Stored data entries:
----------
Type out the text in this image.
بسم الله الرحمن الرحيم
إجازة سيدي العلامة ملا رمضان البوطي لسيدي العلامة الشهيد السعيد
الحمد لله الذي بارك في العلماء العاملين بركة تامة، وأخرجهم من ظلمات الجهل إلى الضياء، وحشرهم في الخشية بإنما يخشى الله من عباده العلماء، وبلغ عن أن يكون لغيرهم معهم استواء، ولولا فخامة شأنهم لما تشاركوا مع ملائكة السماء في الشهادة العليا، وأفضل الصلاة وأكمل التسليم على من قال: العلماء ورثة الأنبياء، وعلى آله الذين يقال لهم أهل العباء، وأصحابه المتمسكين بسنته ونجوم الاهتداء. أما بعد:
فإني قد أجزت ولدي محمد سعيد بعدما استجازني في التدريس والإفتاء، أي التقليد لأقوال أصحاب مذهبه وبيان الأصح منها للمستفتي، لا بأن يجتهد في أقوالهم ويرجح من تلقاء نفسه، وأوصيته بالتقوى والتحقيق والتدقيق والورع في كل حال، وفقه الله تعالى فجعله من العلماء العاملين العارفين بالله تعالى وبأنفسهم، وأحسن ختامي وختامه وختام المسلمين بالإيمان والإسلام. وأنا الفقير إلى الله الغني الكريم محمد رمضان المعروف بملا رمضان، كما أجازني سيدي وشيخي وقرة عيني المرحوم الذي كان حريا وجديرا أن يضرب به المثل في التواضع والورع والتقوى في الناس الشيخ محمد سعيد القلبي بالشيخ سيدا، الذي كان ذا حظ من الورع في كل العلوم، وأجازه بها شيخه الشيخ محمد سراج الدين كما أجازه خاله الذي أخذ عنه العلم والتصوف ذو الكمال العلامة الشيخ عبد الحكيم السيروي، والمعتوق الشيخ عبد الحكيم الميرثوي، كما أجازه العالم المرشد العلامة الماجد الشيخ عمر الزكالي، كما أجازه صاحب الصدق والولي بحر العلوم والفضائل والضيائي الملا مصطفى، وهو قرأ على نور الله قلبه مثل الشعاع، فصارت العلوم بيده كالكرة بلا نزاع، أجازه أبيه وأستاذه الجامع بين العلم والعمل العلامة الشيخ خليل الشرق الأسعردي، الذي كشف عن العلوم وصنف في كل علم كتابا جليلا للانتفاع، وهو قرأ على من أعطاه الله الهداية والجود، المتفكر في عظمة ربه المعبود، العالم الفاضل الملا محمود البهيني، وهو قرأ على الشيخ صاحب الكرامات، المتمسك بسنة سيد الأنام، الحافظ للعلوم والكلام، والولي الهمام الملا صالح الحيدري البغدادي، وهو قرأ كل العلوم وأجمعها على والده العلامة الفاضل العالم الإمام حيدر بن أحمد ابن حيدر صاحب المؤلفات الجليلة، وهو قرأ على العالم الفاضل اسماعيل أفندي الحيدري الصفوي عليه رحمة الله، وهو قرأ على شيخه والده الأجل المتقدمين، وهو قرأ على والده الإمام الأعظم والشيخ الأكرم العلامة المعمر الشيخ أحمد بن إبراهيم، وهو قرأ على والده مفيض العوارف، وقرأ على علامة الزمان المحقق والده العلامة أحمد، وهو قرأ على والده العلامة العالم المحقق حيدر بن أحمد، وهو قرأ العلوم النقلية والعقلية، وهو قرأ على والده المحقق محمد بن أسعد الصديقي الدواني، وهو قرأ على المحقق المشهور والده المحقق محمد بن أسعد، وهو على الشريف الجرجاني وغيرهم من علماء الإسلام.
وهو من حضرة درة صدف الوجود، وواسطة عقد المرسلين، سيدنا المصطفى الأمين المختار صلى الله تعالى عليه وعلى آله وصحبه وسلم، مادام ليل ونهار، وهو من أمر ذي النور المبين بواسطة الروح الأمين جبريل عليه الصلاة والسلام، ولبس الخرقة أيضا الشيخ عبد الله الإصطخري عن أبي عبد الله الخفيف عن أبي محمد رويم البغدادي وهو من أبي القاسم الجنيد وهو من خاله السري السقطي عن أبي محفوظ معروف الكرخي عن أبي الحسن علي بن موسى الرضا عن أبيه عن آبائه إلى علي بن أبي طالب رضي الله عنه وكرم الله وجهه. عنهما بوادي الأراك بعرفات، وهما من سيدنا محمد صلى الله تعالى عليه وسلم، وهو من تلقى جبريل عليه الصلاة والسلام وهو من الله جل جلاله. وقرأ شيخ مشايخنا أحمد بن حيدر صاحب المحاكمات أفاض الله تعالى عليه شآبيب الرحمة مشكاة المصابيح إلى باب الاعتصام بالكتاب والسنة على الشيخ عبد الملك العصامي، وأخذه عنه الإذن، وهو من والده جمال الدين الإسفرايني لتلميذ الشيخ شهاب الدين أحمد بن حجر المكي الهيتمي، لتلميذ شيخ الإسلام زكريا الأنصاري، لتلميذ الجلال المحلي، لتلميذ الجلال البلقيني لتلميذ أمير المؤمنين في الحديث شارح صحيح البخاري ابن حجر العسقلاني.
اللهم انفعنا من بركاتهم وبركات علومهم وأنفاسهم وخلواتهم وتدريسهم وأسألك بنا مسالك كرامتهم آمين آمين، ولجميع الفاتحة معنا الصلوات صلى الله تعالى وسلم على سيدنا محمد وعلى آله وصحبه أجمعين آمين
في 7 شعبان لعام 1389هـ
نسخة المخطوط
----------
Identify every line holding the word "سيدنا" and copy it out.

• [Solution for this exercise]
وهو من حضرة درة صدف الوجود، وواسطة عقد المرسلين، سيدنا المصطفى الأمين المختار صلى الله تعالى عليه وعلى آله وصحبه وسلم، مادام ليل ونهار، وهو من أمر ذي النور المبين بواسطة الروح الأمين جبريل عليه الصلاة والسلام، ولبس الخرقة أيضا الشيخ عبد الله الإصطخري عن أبي عبد الله الخفيف عن أبي محمد رويم البغدادي وهو من أبي القاسم الجنيد وهو من خاله السري السقطي عن أبي محفوظ معروف الكرخي عن أبي الحسن علي بن موسى الرضا عن أبيه عن آبائه إلى علي بن أبي طالب رضي الله عنه وكرم الله وجهه. عنهما بوادي الأراك بعرفات، وهما من سيدنا محمد صلى الله تعالى عليه وسلم، وهو من تلقى جبريل عليه الصلاة والسلام وهو من الله جل جلاله. وقرأ شيخ مشايخنا أحمد بن حيدر صاحب المحاكمات أفاض الله تعالى عليه شآبيب الرحمة مشكاة المصابيح إلى باب الاعتصام بالكتاب والسنة على الشيخ عبد الملك العصامي، وأخذه عنه الإذن، وهو من والده جمال الدين الإسفرايني لتلميذ الشيخ شهاب الدين أحمد بن حجر المكي الهيتمي، لتلميذ شيخ الإسلام زكريا الأنصاري، لتلميذ الجلال المحلي، لتلميذ الجلال البلقيني لتلميذ أمير المؤمنين في الحديث شارح صحيح البخاري ابن حجر العسقلاني.
اللهم انفعنا من بركاتهم وبركات علومهم وأنفاسهم وخلواتهم وتدريسهم وأسألك بنا مسالك كرامتهم آمين آمين، ولجميع الفاتحة معنا الصلوات صلى الله تعالى وسلم على سيدنا محمد وعلى آله وصحبه أجمعين آمين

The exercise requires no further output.